◆ Extract:
Every now and then, I get curious and check out the employment ads for creatives. You know, the job listings online and in the trade publications. And very quickly I’m reminded why I started my own shop. Folks have lost their “ever-loving minds!”
I get that the economy is still not where any of us want it to be, but there’s no excuse for what agencies are posting. I cannot believe people can even move their mouths to speak this madness. I keep seeing terms like: “‘A’ level talent” or “award winning work” or “cutting-edge creative.”
“You don’t deserve ‘A’ level talent,” I think to myself as I read the ads or look at the agency’s website. “Heck, you wouldn’t even know what to do with that level of talent if it walked through the door.”
You don’t deserve great talent. Not yet. Many in advertising management have not been trained to manage great talent.
There’s a responsibility that comes with having “A” level talent. They come with huge and strong egos. These folks know they’re very good — they didn’t get this way by accident. These professionals are bringing their skills and talents to your shop with an expectation of more than a salary and benefits. They’re expecting an opportunity to perform at the level that you promised in your ads. They believe that your agency is going to provide the environment and support that will help them to do the type of work you claimed your agency was looking for, the type of work that this level of professional does. And guess what happens when next?

[Recorded data]
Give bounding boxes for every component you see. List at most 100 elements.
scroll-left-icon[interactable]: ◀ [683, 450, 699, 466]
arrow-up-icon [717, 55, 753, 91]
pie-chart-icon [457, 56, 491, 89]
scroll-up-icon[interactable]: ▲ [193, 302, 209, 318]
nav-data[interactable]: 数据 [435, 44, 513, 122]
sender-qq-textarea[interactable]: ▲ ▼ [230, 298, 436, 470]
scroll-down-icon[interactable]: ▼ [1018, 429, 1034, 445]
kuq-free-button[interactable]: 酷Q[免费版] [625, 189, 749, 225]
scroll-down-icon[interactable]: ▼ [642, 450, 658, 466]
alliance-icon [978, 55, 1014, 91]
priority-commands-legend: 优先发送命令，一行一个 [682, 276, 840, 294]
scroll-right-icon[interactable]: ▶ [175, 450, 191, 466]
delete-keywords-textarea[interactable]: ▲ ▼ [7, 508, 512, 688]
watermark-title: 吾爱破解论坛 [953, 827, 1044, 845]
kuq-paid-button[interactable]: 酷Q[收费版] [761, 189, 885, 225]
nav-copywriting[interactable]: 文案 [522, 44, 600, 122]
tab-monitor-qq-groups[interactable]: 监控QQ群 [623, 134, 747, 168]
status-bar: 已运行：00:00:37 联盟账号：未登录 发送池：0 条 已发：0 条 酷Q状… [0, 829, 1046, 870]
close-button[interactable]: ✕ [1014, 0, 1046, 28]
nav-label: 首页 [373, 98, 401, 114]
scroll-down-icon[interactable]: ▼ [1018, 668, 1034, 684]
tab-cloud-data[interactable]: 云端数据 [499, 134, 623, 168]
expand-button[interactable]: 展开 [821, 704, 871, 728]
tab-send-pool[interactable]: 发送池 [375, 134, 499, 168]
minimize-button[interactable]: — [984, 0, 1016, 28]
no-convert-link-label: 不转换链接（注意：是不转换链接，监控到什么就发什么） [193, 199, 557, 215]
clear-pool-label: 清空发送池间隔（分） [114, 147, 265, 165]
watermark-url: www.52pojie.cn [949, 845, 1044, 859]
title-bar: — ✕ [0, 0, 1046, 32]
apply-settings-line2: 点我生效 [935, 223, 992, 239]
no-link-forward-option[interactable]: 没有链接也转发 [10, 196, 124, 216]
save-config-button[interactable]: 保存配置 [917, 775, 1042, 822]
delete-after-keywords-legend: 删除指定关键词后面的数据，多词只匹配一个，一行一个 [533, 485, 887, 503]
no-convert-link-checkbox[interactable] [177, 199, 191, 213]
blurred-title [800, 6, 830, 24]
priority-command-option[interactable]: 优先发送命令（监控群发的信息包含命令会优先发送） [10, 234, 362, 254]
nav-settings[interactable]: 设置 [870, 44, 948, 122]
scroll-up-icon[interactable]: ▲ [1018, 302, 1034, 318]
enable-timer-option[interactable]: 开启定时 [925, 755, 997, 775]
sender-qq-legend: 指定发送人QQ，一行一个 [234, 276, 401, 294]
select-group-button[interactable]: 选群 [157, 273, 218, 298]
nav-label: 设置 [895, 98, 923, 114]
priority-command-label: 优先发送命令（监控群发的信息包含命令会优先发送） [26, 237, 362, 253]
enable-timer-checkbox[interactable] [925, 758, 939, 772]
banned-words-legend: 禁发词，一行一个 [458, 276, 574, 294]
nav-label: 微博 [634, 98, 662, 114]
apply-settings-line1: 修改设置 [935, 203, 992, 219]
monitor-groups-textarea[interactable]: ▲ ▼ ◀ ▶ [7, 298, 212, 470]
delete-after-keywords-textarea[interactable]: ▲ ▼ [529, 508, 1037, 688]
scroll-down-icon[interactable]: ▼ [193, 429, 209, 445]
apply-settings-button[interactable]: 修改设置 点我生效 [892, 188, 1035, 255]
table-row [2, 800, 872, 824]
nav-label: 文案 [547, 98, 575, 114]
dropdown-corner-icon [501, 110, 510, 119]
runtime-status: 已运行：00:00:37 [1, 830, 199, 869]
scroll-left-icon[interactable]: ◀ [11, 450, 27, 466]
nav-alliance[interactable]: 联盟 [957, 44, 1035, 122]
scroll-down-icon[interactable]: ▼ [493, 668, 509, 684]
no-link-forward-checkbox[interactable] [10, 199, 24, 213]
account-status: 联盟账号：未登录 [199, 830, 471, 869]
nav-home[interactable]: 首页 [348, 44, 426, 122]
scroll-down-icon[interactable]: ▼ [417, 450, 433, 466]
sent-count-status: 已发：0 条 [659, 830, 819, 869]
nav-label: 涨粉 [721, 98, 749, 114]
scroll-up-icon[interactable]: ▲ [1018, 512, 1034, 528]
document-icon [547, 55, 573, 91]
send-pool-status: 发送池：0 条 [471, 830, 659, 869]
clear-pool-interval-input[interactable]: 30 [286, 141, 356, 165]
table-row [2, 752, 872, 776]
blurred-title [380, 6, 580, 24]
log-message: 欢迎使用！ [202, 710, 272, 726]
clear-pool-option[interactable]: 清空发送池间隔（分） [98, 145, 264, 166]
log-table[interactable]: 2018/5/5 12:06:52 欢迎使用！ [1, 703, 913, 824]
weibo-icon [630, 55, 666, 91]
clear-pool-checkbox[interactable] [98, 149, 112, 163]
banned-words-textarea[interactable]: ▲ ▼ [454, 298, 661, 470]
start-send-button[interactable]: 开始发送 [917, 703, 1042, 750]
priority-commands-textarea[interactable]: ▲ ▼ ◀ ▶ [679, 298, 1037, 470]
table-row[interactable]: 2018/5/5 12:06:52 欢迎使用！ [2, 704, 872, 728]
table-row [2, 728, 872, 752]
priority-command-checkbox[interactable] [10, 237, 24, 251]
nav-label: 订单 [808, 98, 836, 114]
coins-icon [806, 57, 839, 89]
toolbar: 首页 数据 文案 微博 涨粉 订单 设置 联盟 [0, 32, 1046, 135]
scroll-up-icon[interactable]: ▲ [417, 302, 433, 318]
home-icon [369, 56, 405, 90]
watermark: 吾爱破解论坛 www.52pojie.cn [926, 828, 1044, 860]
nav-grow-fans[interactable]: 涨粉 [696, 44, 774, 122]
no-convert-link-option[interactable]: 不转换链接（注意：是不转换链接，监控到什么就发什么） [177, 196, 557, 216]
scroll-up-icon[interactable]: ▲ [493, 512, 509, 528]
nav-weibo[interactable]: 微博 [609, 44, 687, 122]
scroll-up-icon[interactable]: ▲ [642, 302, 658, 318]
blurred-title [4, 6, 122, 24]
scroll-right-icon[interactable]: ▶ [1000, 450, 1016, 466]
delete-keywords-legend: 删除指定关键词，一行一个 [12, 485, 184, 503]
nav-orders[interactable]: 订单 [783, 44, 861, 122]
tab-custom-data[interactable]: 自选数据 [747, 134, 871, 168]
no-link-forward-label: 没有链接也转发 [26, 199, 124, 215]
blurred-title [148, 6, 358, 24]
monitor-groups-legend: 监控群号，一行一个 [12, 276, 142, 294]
---
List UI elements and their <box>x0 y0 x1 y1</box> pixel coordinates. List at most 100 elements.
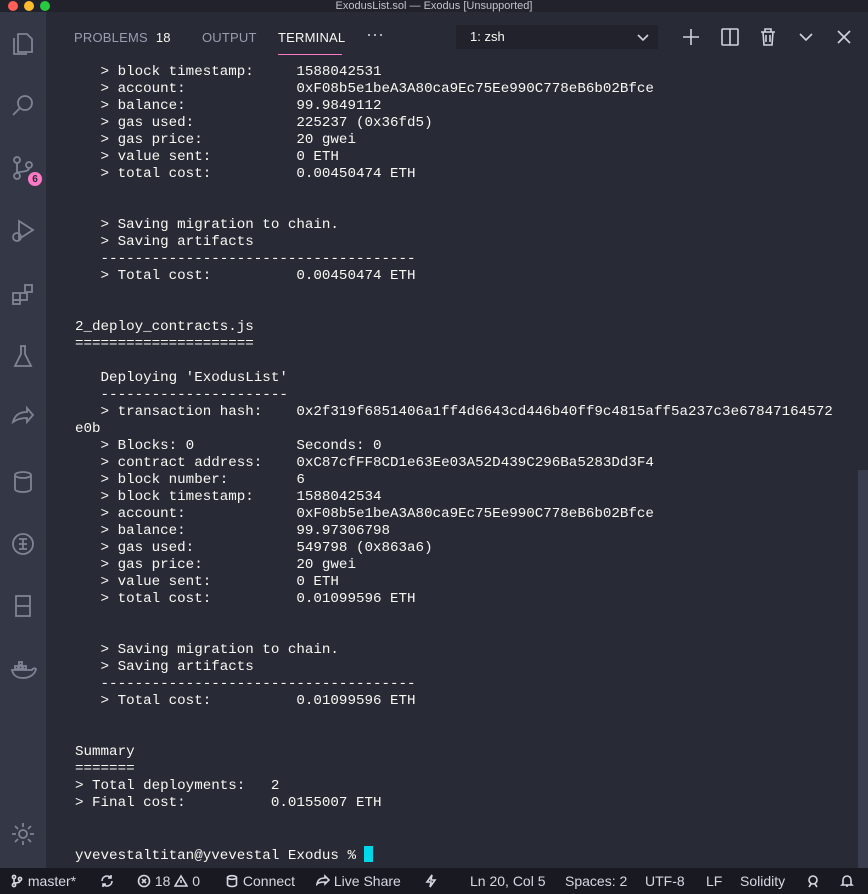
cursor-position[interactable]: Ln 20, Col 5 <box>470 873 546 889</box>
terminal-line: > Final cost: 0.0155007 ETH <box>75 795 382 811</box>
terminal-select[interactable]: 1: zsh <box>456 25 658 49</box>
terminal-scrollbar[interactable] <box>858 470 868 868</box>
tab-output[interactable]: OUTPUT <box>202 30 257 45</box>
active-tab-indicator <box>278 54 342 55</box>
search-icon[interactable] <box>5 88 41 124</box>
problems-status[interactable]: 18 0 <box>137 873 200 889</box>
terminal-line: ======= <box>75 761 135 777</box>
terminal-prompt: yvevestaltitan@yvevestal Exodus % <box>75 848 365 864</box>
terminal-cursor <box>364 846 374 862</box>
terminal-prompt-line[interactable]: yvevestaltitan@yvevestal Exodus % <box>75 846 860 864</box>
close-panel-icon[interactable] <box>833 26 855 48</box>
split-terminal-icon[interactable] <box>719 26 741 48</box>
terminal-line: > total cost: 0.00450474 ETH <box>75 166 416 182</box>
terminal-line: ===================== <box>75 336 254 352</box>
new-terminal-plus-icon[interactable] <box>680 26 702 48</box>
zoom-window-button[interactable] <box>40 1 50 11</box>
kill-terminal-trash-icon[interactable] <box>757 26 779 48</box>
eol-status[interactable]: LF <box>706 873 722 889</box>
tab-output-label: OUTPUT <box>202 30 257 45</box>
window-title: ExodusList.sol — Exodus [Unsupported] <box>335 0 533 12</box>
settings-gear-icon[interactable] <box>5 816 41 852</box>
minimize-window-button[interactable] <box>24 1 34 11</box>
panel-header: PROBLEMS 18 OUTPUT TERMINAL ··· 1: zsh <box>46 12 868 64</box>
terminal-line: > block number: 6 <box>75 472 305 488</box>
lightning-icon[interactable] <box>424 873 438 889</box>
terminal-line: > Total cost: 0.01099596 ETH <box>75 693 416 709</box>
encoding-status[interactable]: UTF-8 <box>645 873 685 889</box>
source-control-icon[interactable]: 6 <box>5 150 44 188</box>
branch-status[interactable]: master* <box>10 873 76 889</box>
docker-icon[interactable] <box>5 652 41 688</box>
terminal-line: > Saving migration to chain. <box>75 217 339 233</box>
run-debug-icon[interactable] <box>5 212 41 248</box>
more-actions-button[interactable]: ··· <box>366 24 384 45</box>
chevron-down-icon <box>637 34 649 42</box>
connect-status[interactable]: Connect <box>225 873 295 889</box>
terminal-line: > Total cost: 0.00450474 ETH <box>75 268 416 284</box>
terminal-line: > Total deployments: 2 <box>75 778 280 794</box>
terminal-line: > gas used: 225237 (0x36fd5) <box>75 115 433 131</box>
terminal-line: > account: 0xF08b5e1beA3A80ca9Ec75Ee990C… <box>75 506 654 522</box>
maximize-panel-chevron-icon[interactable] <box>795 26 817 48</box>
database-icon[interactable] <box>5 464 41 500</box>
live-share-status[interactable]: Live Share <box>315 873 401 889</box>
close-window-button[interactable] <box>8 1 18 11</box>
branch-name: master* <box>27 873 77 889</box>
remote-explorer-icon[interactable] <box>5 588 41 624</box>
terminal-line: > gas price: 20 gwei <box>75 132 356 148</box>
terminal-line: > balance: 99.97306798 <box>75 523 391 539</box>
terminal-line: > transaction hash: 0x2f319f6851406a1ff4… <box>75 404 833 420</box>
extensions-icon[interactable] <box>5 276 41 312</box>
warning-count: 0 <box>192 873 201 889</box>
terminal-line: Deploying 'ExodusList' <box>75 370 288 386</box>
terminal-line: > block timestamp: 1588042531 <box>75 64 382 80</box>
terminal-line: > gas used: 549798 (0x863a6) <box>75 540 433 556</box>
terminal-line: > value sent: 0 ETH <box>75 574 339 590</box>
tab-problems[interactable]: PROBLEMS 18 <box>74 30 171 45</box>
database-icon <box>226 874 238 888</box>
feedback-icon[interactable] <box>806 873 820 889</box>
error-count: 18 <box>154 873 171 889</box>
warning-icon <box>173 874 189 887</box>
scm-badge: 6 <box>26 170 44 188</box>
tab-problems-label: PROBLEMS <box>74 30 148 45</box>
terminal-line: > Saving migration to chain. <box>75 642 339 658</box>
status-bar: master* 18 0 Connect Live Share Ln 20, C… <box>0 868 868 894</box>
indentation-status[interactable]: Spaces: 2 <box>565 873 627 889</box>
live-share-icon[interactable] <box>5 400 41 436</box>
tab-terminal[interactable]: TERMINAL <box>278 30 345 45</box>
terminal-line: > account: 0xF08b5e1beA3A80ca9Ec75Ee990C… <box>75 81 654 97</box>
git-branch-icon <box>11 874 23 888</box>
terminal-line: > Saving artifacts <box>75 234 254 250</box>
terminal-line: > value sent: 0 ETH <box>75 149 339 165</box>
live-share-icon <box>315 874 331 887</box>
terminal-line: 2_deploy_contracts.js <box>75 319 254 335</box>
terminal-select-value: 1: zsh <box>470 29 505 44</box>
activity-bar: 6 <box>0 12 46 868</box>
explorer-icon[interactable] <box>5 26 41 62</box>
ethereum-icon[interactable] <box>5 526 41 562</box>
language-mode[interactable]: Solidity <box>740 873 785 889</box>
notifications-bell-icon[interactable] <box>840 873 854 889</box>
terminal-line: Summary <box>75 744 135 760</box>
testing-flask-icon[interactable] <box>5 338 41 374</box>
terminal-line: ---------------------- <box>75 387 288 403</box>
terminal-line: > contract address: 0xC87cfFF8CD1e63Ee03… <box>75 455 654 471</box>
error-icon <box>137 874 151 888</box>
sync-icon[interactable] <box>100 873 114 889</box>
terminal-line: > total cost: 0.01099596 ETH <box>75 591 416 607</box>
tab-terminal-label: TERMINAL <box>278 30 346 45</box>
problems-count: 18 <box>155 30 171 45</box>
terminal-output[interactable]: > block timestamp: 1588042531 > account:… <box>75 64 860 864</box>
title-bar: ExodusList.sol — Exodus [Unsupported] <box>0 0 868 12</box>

◆ Set task:
Can you transcribe, word for word, the entire essay on agency job ads for creative talent that appears before the material?

◆ The solution:
Every now and then, I get curious and check out the employment ads for creatives. You know, the job listings online and in the trade publications. And very quickly I’m reminded why I started my own shop. Folks have lost their “ever-loving minds!”
I get that the economy is still not where any of us want it to be, but there’s no excuse for what agencies are posting. I cannot believe people can even move their mouths to speak this madness. I keep seeing terms like: “‘A’ level talent” or “award winning work” or “cutting-edge creative.”
“You don’t deserve ‘A’ level talent,” I think to myself as I read the ads or look at the agency’s website. “Heck, you wouldn’t even know what to do with that level of talent if it walked through the door.”
You don’t deserve great talent. Not yet. Many in advertising management have not been trained to manage great talent.
There’s a responsibility that comes with having “A” level talent. They come with huge and strong egos. These folks know they’re very good — they didn’t get this way by accident. These professionals are bringing their skills and talents to your shop with an expectation of more than a salary and benefits. They’re expecting an opportunity to perform at the level that you promised in your ads. They believe that your agency is going to provide the environment and support that will help them to do the type of work you claimed your agency was looking for, the type of work that this level of professional does. And guess what happens when next?